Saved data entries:
____________

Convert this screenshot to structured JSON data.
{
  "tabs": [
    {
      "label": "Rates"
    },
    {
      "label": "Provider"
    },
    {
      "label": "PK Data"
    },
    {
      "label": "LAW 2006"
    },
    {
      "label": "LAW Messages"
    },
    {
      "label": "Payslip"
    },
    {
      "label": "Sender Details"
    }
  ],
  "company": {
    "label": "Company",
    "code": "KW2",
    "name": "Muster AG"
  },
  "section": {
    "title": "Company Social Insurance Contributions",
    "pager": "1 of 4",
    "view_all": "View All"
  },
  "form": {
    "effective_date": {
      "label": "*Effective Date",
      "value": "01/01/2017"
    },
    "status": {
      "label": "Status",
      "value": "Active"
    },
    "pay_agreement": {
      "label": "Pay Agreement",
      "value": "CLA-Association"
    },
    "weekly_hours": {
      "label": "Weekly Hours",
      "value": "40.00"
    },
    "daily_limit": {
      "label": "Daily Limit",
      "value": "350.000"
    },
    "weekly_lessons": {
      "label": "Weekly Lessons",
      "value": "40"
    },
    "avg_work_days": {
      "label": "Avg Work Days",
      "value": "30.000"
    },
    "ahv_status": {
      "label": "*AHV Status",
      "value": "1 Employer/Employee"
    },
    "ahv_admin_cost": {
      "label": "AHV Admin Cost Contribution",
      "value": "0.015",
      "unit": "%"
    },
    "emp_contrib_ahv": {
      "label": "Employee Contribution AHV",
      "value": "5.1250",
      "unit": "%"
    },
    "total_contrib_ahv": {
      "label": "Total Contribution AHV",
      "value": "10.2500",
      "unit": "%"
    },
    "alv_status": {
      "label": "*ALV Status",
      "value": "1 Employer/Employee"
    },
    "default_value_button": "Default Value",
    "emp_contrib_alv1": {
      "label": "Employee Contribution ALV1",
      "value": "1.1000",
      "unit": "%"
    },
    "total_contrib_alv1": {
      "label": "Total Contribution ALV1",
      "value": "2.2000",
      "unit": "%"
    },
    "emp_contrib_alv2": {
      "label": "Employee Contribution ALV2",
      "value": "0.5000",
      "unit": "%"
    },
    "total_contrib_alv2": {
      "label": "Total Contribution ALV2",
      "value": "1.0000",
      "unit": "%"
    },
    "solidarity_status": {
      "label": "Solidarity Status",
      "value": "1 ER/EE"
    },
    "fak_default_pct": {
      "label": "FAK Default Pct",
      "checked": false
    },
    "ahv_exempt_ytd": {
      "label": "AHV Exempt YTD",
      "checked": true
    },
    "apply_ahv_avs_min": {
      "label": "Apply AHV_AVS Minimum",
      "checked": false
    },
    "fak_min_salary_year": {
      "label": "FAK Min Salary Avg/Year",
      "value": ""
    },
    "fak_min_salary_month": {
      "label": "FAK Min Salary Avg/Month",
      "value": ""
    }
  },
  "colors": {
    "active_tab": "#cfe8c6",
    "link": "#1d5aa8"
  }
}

____________

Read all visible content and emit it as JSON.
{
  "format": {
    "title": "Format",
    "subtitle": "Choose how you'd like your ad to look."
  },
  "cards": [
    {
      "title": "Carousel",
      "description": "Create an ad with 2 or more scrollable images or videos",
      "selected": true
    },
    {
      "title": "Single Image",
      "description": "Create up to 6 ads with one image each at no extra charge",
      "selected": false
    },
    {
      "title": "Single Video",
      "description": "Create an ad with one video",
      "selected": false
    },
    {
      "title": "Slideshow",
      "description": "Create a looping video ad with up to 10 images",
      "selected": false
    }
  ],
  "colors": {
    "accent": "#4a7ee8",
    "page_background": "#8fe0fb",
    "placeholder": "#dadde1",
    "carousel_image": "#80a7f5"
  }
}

____________

Find each line holding "description". Copy it out.

- **Output below**
      "description": "Create an ad with 2 or more scrollable images or videos",
      "description": "Create up to 6 ads with one image each at no extra charge",
      "description": "Create an ad with one video",
      "description": "Create a looping video ad with up to 10 images",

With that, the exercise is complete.